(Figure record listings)
_ _ _ _

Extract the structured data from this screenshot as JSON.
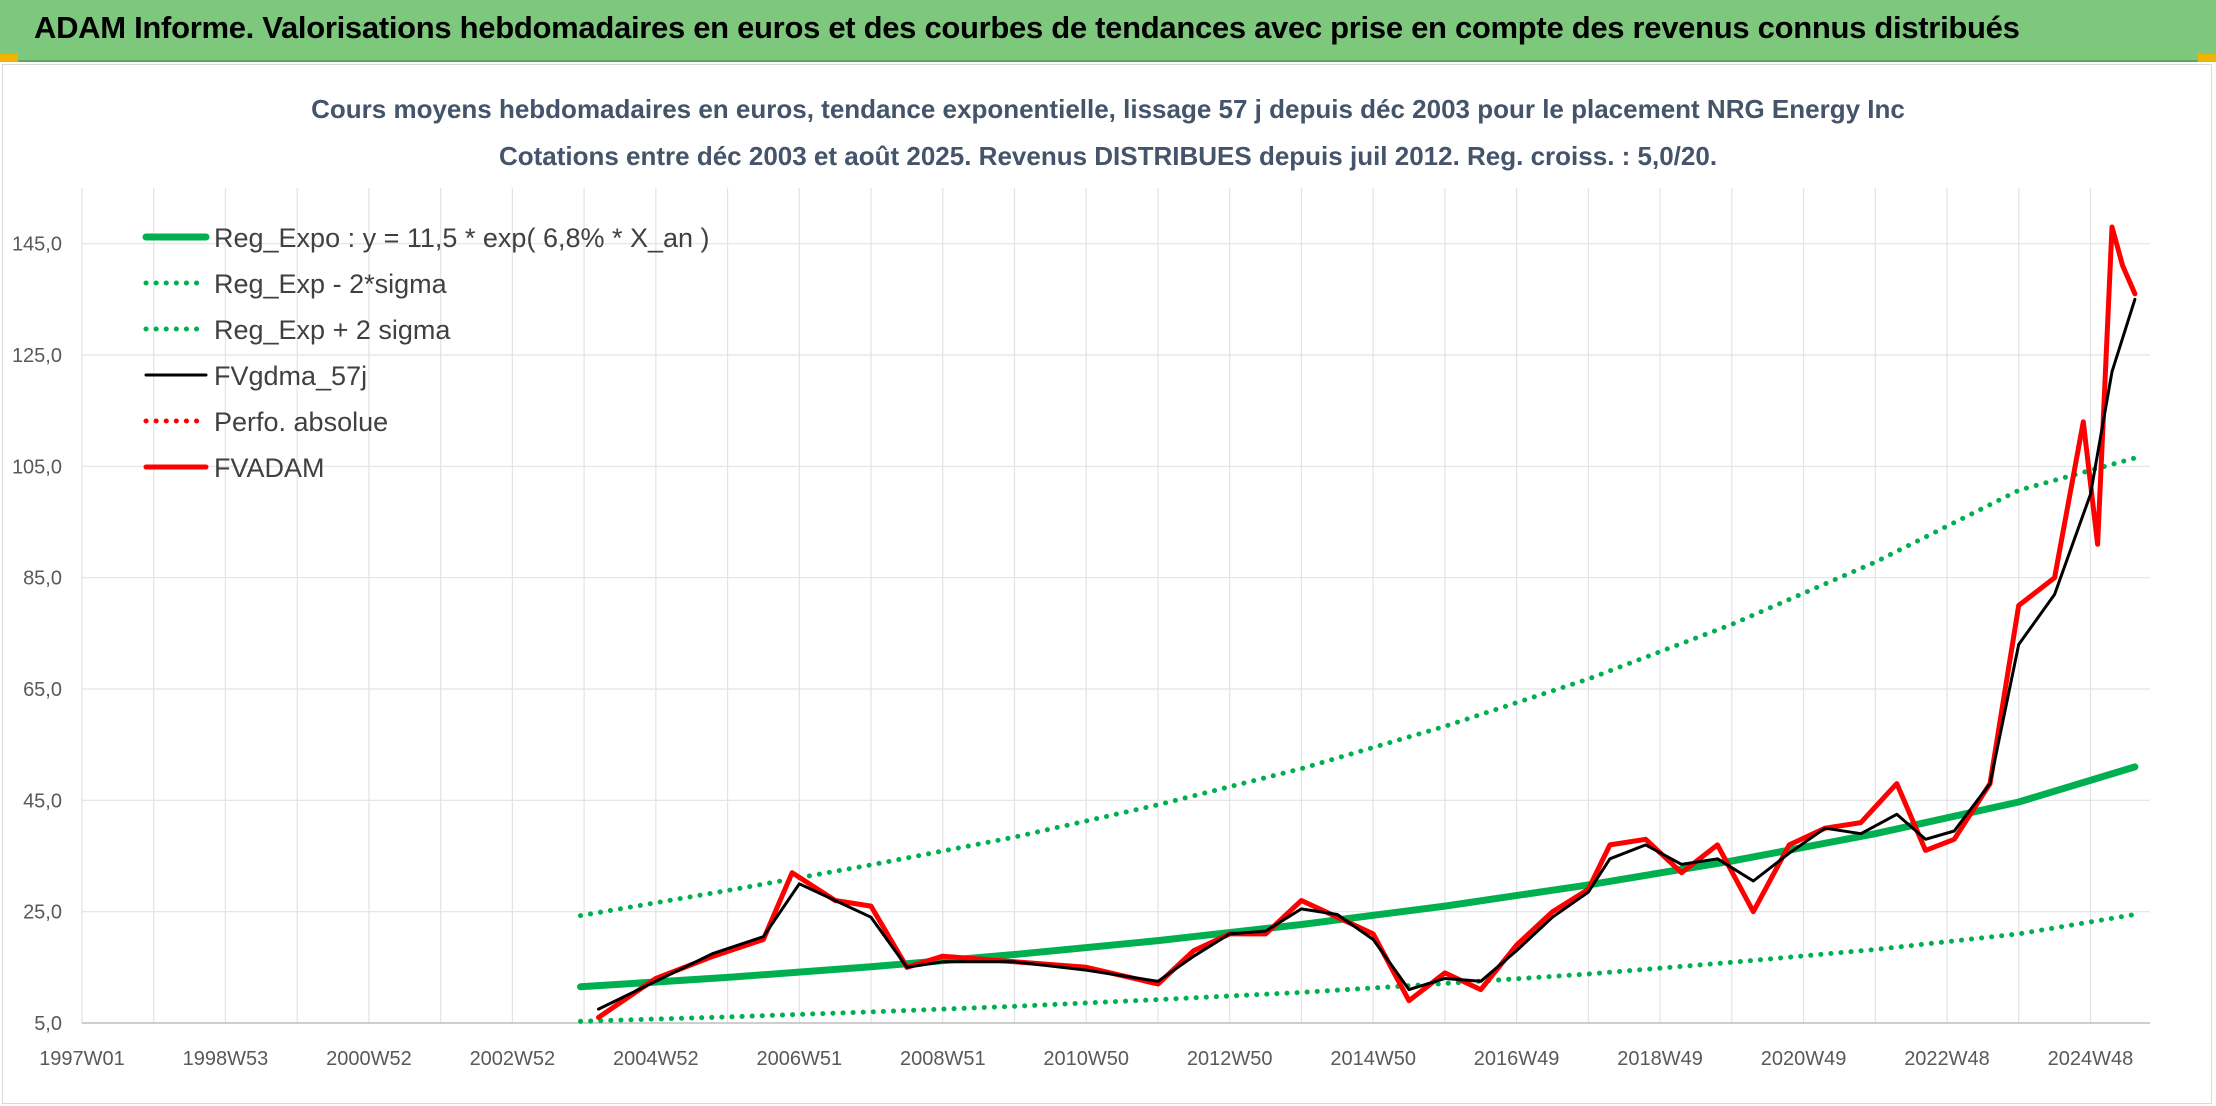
{
  "header": {
    "title": "ADAM Informe. Valorisations hebdomadaires en euros et des courbes de tendances avec prise en compte des revenus connus distribués"
  },
  "colors": {
    "banner": "#7ec87e",
    "green": "#00b050",
    "black": "#000000",
    "red": "#ff0000",
    "title_text": "#44546a"
  },
  "chart_data": {
    "type": "line",
    "title": "Cours moyens hebdomadaires en euros, tendance exponentielle, lissage 57 j depuis déc 2003 pour le placement NRG Energy Inc",
    "subtitle": "Cotations entre déc 2003 et août 2025. Revenus DISTRIBUES depuis juil 2012. Reg. croiss. : 5,0/20.",
    "xlabel": "",
    "ylabel": "",
    "x_tick_labels": [
      "1997W01",
      "1998W53",
      "2000W52",
      "2002W52",
      "2004W52",
      "2006W51",
      "2008W51",
      "2010W50",
      "2012W50",
      "2014W50",
      "2016W49",
      "2018W49",
      "2020W49",
      "2022W48",
      "2024W48"
    ],
    "y_tick_labels": [
      "5,0",
      "25,0",
      "45,0",
      "65,0",
      "85,0",
      "105,0",
      "125,0",
      "145,0"
    ],
    "ylim": [
      5,
      155
    ],
    "xlim": [
      1997.0,
      2025.83
    ],
    "grid": true,
    "legend_position": "top-left",
    "series": [
      {
        "name": "Reg_Expo : y = 11,5 * exp( 6,8% *  X_an )",
        "color": "#00b050",
        "style": "solid",
        "x": [
          2003.95,
          2006,
          2008,
          2010,
          2012,
          2014,
          2016,
          2018,
          2020,
          2022,
          2024,
          2025.62
        ],
        "y": [
          11.5,
          13.2,
          15.1,
          17.3,
          19.8,
          22.7,
          26.0,
          29.8,
          34.1,
          39.0,
          44.7,
          51.0
        ]
      },
      {
        "name": "Reg_Exp - 2*sigma",
        "color": "#00b050",
        "style": "dotted",
        "x": [
          2003.95,
          2006,
          2008,
          2010,
          2012,
          2014,
          2016,
          2018,
          2020,
          2022,
          2024,
          2025.62
        ],
        "y": [
          5.3,
          6.1,
          7.0,
          8.0,
          9.2,
          10.5,
          12.1,
          13.8,
          15.9,
          18.2,
          21.0,
          24.5
        ]
      },
      {
        "name": "Reg_Exp + 2 sigma",
        "color": "#00b050",
        "style": "dotted",
        "x": [
          2003.95,
          2006,
          2008,
          2010,
          2012,
          2014,
          2016,
          2018,
          2020,
          2022,
          2024,
          2025.62
        ],
        "y": [
          24.3,
          28.8,
          33.4,
          38.4,
          44.2,
          50.7,
          58.3,
          66.8,
          76.6,
          87.8,
          100.7,
          106.5
        ]
      },
      {
        "name": "FVgdma_57j",
        "color": "#000000",
        "style": "solid",
        "x": [
          2004.2,
          2005,
          2005.8,
          2006.5,
          2007,
          2007.5,
          2008,
          2008.5,
          2009,
          2010,
          2011,
          2012,
          2012.5,
          2013,
          2013.5,
          2014,
          2014.5,
          2015,
          2015.5,
          2016,
          2016.5,
          2017,
          2017.5,
          2018,
          2018.3,
          2018.8,
          2019.3,
          2019.8,
          2020.3,
          2020.8,
          2021.3,
          2021.8,
          2022.3,
          2022.7,
          2023.1,
          2023.6,
          2024,
          2024.5,
          2025,
          2025.3,
          2025.62
        ],
        "y": [
          7.5,
          12.5,
          17.5,
          20.5,
          30,
          27,
          24,
          15,
          16,
          16,
          14.5,
          12.5,
          17,
          21,
          21.5,
          25.5,
          24.5,
          20,
          11,
          13,
          12.5,
          18,
          24,
          28.5,
          34.5,
          37,
          33.5,
          34.5,
          30.5,
          35.5,
          40,
          39,
          42.5,
          38,
          39.5,
          48,
          73,
          82,
          100,
          122,
          135
        ]
      },
      {
        "name": "Perfo. absolue",
        "color": "#ff0000",
        "style": "dotted",
        "x": [],
        "y": []
      },
      {
        "name": "FVADAM",
        "color": "#ff0000",
        "style": "solid",
        "x": [
          2004.2,
          2005,
          2005.8,
          2006.5,
          2006.9,
          2007.5,
          2008,
          2008.5,
          2009,
          2010,
          2011,
          2012,
          2012.5,
          2013,
          2013.5,
          2014,
          2014.5,
          2015,
          2015.5,
          2016,
          2016.5,
          2017,
          2017.5,
          2018,
          2018.3,
          2018.8,
          2019.3,
          2019.8,
          2020.3,
          2020.8,
          2021.3,
          2021.8,
          2022.3,
          2022.7,
          2023.1,
          2023.6,
          2024,
          2024.5,
          2024.9,
          2025.1,
          2025.3,
          2025.45,
          2025.62
        ],
        "y": [
          6,
          13,
          17,
          20,
          32,
          27,
          26,
          15,
          17,
          16,
          15,
          12,
          18,
          21,
          21,
          27,
          24,
          21,
          9,
          14,
          11,
          19,
          25,
          29,
          37,
          38,
          32,
          37,
          25,
          37,
          40,
          41,
          48,
          36,
          38,
          48,
          80,
          85,
          113,
          91,
          148,
          141,
          136
        ]
      }
    ]
  }
}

_ _ _ _

— Task objective —
The pictures should not be reproduced; quote all of the other material exactly.

— Response to this task —
Extract the structured data from this screenshot as JSON.
{
  "header": {
    "title": "ADAM Informe. Valorisations hebdomadaires en euros et des courbes de tendances avec prise en compte des revenus connus distribués"
  },
  "colors": {
    "banner": "#7ec87e",
    "green": "#00b050",
    "black": "#000000",
    "red": "#ff0000",
    "title_text": "#44546a"
  },
  "chart_data": {
    "type": "line",
    "title": "Cours moyens hebdomadaires en euros, tendance exponentielle, lissage 57 j depuis déc 2003 pour le placement NRG Energy Inc",
    "subtitle": "Cotations entre déc 2003 et août 2025. Revenus DISTRIBUES depuis juil 2012. Reg. croiss. : 5,0/20.",
    "xlabel": "",
    "ylabel": "",
    "x_tick_labels": [
      "1997W01",
      "1998W53",
      "2000W52",
      "2002W52",
      "2004W52",
      "2006W51",
      "2008W51",
      "2010W50",
      "2012W50",
      "2014W50",
      "2016W49",
      "2018W49",
      "2020W49",
      "2022W48",
      "2024W48"
    ],
    "y_tick_labels": [
      "5,0",
      "25,0",
      "45,0",
      "65,0",
      "85,0",
      "105,0",
      "125,0",
      "145,0"
    ],
    "ylim": [
      5,
      155
    ],
    "xlim": [
      1997.0,
      2025.83
    ],
    "grid": true,
    "legend_position": "top-left",
    "series": [
      {
        "name": "Reg_Expo : y = 11,5 * exp( 6,8% *  X_an )",
        "color": "#00b050",
        "style": "solid",
        "x": [
          2003.95,
          2006,
          2008,
          2010,
          2012,
          2014,
          2016,
          2018,
          2020,
          2022,
          2024,
          2025.62
        ],
        "y": [
          11.5,
          13.2,
          15.1,
          17.3,
          19.8,
          22.7,
          26.0,
          29.8,
          34.1,
          39.0,
          44.7,
          51.0
        ]
      },
      {
        "name": "Reg_Exp - 2*sigma",
        "color": "#00b050",
        "style": "dotted",
        "x": [
          2003.95,
          2006,
          2008,
          2010,
          2012,
          2014,
          2016,
          2018,
          2020,
          2022,
          2024,
          2025.62
        ],
        "y": [
          5.3,
          6.1,
          7.0,
          8.0,
          9.2,
          10.5,
          12.1,
          13.8,
          15.9,
          18.2,
          21.0,
          24.5
        ]
      },
      {
        "name": "Reg_Exp + 2 sigma",
        "color": "#00b050",
        "style": "dotted",
        "x": [
          2003.95,
          2006,
          2008,
          2010,
          2012,
          2014,
          2016,
          2018,
          2020,
          2022,
          2024,
          2025.62
        ],
        "y": [
          24.3,
          28.8,
          33.4,
          38.4,
          44.2,
          50.7,
          58.3,
          66.8,
          76.6,
          87.8,
          100.7,
          106.5
        ]
      },
      {
        "name": "FVgdma_57j",
        "color": "#000000",
        "style": "solid",
        "x": [
          2004.2,
          2005,
          2005.8,
          2006.5,
          2007,
          2007.5,
          2008,
          2008.5,
          2009,
          2010,
          2011,
          2012,
          2012.5,
          2013,
          2013.5,
          2014,
          2014.5,
          2015,
          2015.5,
          2016,
          2016.5,
          2017,
          2017.5,
          2018,
          2018.3,
          2018.8,
          2019.3,
          2019.8,
          2020.3,
          2020.8,
          2021.3,
          2021.8,
          2022.3,
          2022.7,
          2023.1,
          2023.6,
          2024,
          2024.5,
          2025,
          2025.3,
          2025.62
        ],
        "y": [
          7.5,
          12.5,
          17.5,
          20.5,
          30,
          27,
          24,
          15,
          16,
          16,
          14.5,
          12.5,
          17,
          21,
          21.5,
          25.5,
          24.5,
          20,
          11,
          13,
          12.5,
          18,
          24,
          28.5,
          34.5,
          37,
          33.5,
          34.5,
          30.5,
          35.5,
          40,
          39,
          42.5,
          38,
          39.5,
          48,
          73,
          82,
          100,
          122,
          135
        ]
      },
      {
        "name": "Perfo. absolue",
        "color": "#ff0000",
        "style": "dotted",
        "x": [],
        "y": []
      },
      {
        "name": "FVADAM",
        "color": "#ff0000",
        "style": "solid",
        "x": [
          2004.2,
          2005,
          2005.8,
          2006.5,
          2006.9,
          2007.5,
          2008,
          2008.5,
          2009,
          2010,
          2011,
          2012,
          2012.5,
          2013,
          2013.5,
          2014,
          2014.5,
          2015,
          2015.5,
          2016,
          2016.5,
          2017,
          2017.5,
          2018,
          2018.3,
          2018.8,
          2019.3,
          2019.8,
          2020.3,
          2020.8,
          2021.3,
          2021.8,
          2022.3,
          2022.7,
          2023.1,
          2023.6,
          2024,
          2024.5,
          2024.9,
          2025.1,
          2025.3,
          2025.45,
          2025.62
        ],
        "y": [
          6,
          13,
          17,
          20,
          32,
          27,
          26,
          15,
          17,
          16,
          15,
          12,
          18,
          21,
          21,
          27,
          24,
          21,
          9,
          14,
          11,
          19,
          25,
          29,
          37,
          38,
          32,
          37,
          25,
          37,
          40,
          41,
          48,
          36,
          38,
          48,
          80,
          85,
          113,
          91,
          148,
          141,
          136
        ]
      }
    ]
  }
}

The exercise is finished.